Rows from a dataset
^^^^^^^^

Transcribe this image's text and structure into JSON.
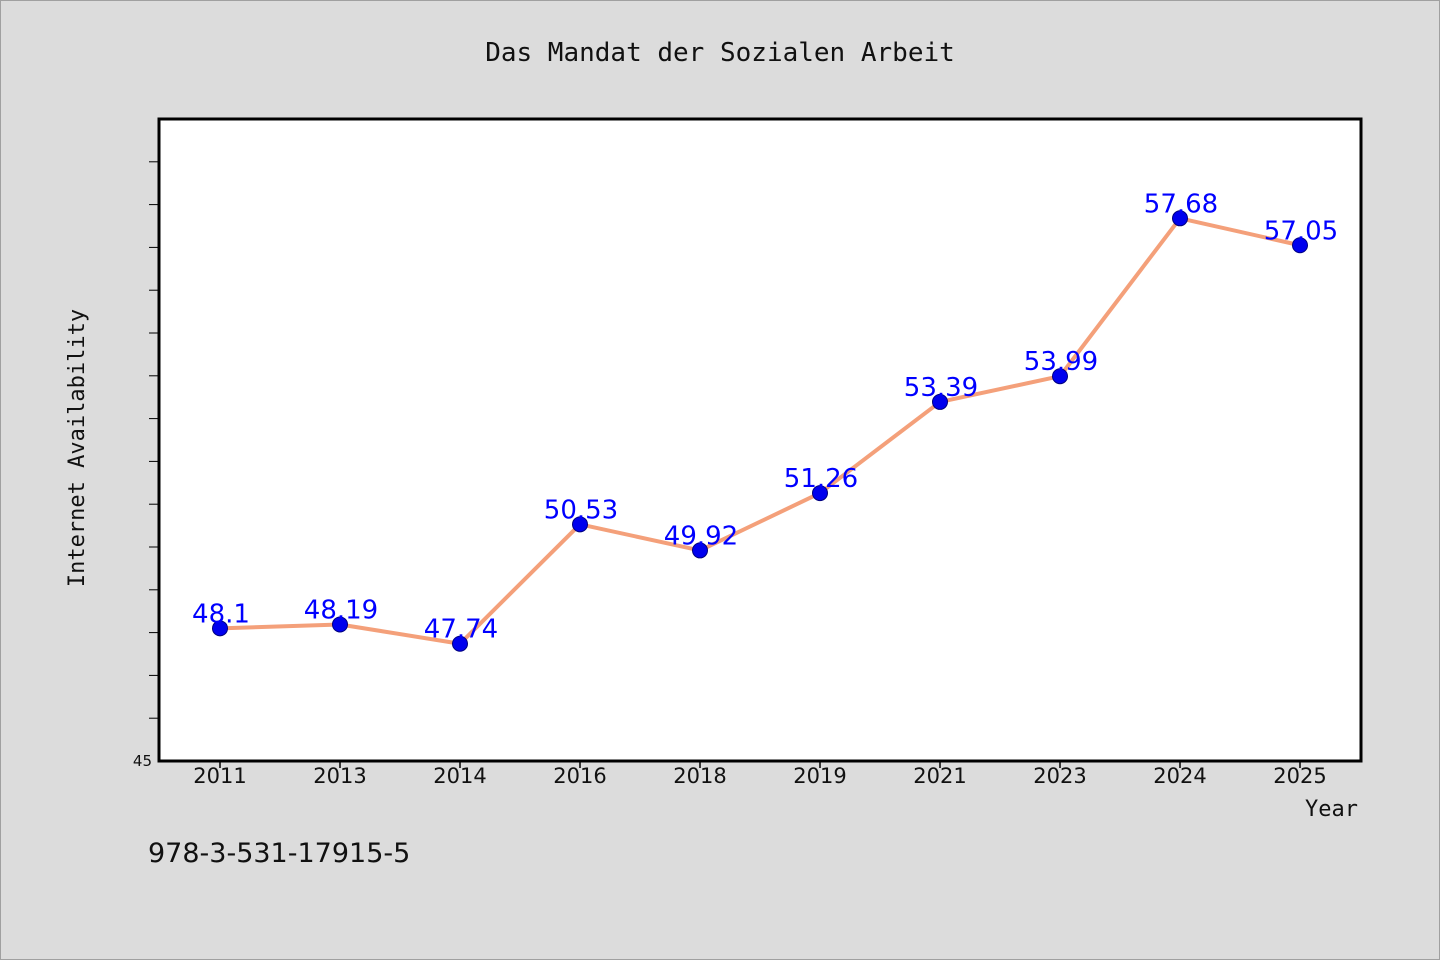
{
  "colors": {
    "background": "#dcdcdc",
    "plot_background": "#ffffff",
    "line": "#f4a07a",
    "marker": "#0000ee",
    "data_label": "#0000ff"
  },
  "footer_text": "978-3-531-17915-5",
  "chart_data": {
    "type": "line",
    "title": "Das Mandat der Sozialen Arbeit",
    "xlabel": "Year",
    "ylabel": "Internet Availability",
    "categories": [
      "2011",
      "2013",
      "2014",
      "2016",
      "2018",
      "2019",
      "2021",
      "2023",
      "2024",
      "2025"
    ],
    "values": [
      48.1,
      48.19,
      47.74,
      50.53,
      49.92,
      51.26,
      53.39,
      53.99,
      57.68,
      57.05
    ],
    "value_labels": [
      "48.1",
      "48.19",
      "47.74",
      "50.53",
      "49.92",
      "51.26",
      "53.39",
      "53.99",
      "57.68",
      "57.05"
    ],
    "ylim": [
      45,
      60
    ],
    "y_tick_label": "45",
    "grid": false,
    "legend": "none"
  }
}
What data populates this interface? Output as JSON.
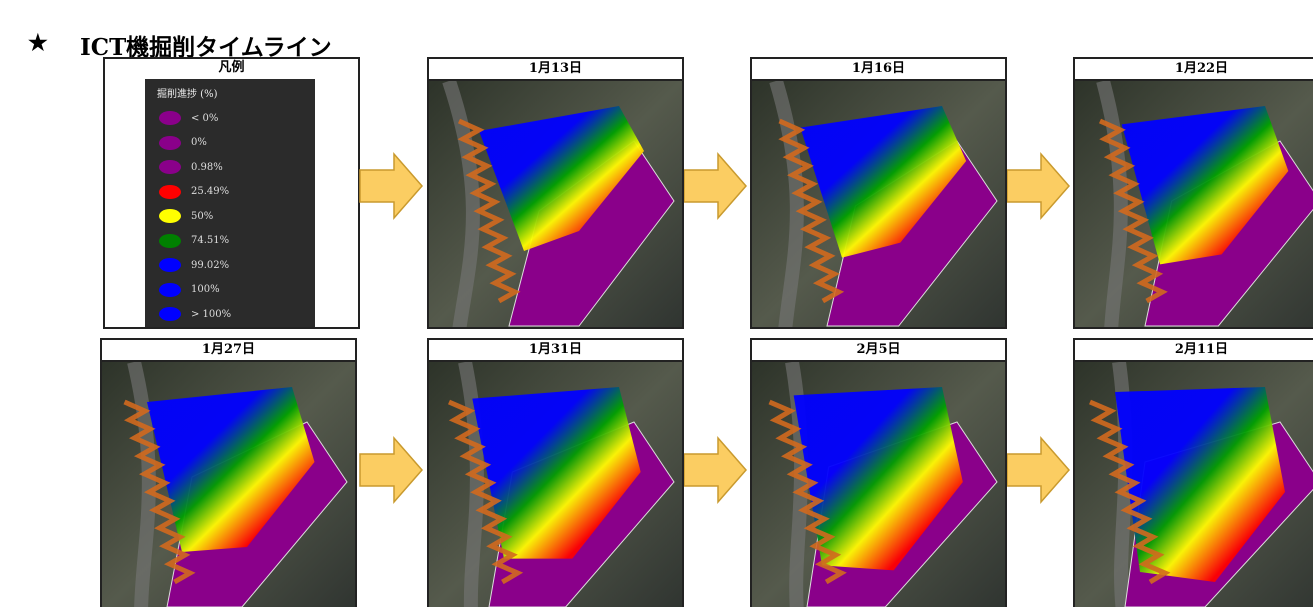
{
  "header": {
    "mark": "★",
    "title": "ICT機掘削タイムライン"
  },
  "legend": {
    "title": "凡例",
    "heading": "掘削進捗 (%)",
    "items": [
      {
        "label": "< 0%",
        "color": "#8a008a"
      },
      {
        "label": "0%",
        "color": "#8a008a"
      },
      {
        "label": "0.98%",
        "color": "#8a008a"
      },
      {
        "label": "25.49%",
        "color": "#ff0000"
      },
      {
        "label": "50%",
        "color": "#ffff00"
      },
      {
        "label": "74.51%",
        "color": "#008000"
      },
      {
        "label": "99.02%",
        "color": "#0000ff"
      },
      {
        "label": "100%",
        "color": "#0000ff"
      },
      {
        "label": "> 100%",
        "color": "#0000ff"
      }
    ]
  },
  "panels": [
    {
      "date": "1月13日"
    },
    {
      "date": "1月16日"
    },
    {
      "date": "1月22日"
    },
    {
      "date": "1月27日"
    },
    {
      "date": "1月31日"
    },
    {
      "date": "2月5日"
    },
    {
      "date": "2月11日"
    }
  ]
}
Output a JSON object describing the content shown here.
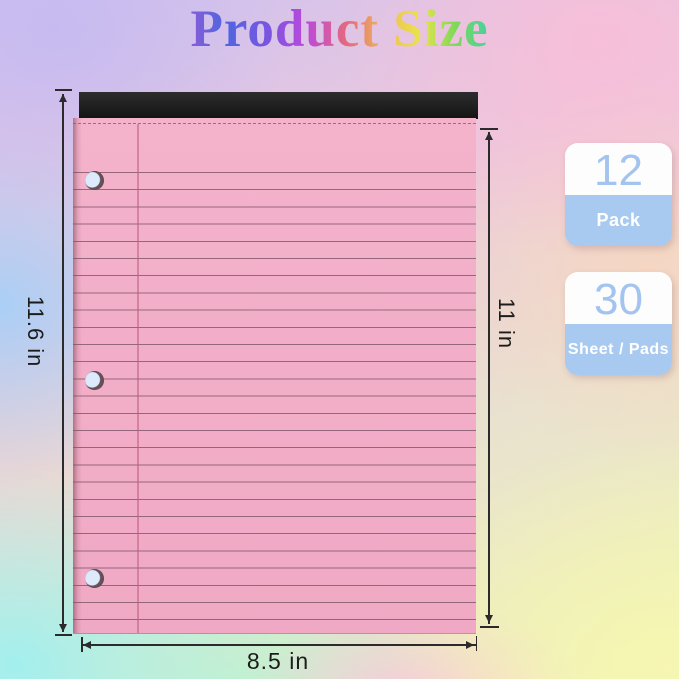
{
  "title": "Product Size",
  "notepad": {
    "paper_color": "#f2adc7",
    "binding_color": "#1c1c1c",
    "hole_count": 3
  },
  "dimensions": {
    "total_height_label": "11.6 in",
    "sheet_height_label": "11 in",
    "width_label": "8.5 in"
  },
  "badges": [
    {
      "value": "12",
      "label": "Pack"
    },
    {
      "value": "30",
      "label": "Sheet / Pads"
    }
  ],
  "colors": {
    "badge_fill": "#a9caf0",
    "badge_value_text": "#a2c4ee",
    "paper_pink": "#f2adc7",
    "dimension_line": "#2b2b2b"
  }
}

^^^^^^^^

#### [Written exercise]
Report all lines of the material that contain the word "JSON".

#### [Output for this task]
Transcribe this image's text and structure into JSON.
What data populates this interface? Output as JSON.
Output a JSON object describing the content shown here.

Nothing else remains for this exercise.